Required work => Report every line below that holds the word "Scheol".

Entries provided =>
┄┄┄┄┄┄┄┄┄┄┄┄┄┄┄┄┄┄┄┄

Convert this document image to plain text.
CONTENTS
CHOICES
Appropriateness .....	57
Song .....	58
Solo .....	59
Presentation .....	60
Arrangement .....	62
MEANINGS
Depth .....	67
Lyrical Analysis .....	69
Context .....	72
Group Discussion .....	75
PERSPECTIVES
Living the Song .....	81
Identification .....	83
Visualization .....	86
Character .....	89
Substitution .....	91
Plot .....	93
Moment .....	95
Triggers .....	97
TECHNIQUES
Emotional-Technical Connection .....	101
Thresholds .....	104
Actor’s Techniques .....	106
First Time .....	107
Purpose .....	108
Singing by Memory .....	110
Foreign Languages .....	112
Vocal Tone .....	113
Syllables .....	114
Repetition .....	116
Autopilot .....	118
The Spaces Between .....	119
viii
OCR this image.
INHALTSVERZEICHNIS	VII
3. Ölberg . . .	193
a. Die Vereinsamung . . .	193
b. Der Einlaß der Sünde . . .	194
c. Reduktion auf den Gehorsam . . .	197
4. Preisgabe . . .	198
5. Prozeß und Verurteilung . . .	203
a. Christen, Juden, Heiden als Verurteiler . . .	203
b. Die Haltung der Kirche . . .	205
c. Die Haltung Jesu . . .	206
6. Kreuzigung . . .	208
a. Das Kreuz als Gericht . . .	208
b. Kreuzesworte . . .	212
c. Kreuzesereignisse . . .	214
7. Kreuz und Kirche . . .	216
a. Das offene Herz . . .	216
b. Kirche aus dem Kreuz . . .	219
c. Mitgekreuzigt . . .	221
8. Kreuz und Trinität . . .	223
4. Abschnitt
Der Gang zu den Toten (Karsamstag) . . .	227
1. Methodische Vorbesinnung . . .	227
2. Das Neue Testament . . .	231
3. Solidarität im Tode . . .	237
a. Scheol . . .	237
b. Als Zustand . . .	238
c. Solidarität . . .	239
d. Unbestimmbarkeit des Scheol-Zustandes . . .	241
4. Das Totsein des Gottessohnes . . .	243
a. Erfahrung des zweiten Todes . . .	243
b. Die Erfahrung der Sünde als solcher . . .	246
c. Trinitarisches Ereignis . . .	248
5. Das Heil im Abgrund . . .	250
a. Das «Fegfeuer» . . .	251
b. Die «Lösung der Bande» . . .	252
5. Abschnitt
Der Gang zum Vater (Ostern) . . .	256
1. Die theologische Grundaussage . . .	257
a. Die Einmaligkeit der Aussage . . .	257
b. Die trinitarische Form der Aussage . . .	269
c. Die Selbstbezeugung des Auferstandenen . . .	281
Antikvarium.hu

┄┄┄┄┄┄┄┄┄┄┄┄┄┄┄┄┄┄┄┄

Finished answer =>
a. Scheol . . .	237
d. Unbestimmbarkeit des Scheol-Zustandes . . .	241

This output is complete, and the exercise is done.